---------- Extracted records

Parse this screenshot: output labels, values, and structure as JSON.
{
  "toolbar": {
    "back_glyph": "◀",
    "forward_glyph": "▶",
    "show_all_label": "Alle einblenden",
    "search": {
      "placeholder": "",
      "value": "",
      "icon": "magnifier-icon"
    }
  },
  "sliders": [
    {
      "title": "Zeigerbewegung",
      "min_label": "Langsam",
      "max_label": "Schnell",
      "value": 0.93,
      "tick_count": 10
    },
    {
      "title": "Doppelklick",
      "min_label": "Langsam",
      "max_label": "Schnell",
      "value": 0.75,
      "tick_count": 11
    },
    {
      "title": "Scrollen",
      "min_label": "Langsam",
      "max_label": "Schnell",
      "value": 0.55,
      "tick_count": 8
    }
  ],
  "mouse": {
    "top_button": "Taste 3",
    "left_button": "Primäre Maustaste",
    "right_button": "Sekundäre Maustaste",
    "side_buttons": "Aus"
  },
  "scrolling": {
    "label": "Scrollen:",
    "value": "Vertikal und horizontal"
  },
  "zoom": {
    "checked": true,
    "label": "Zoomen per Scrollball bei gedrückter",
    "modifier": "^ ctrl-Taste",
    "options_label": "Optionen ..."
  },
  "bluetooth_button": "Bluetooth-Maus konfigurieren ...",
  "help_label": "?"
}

--------------------

◆ **Objective**:
Restate the data above word for word.

◆ **Reply**:
Parse this screenshot: output labels, values, and structure as JSON.
{
  "toolbar": {
    "back_glyph": "◀",
    "forward_glyph": "▶",
    "show_all_label": "Alle einblenden",
    "search": {
      "placeholder": "",
      "value": "",
      "icon": "magnifier-icon"
    }
  },
  "sliders": [
    {
      "title": "Zeigerbewegung",
      "min_label": "Langsam",
      "max_label": "Schnell",
      "value": 0.93,
      "tick_count": 10
    },
    {
      "title": "Doppelklick",
      "min_label": "Langsam",
      "max_label": "Schnell",
      "value": 0.75,
      "tick_count": 11
    },
    {
      "title": "Scrollen",
      "min_label": "Langsam",
      "max_label": "Schnell",
      "value": 0.55,
      "tick_count": 8
    }
  ],
  "mouse": {
    "top_button": "Taste 3",
    "left_button": "Primäre Maustaste",
    "right_button": "Sekundäre Maustaste",
    "side_buttons": "Aus"
  },
  "scrolling": {
    "label": "Scrollen:",
    "value": "Vertikal und horizontal"
  },
  "zoom": {
    "checked": true,
    "label": "Zoomen per Scrollball bei gedrückter",
    "modifier": "^ ctrl-Taste",
    "options_label": "Optionen ..."
  },
  "bluetooth_button": "Bluetooth-Maus konfigurieren ...",
  "help_label": "?"
}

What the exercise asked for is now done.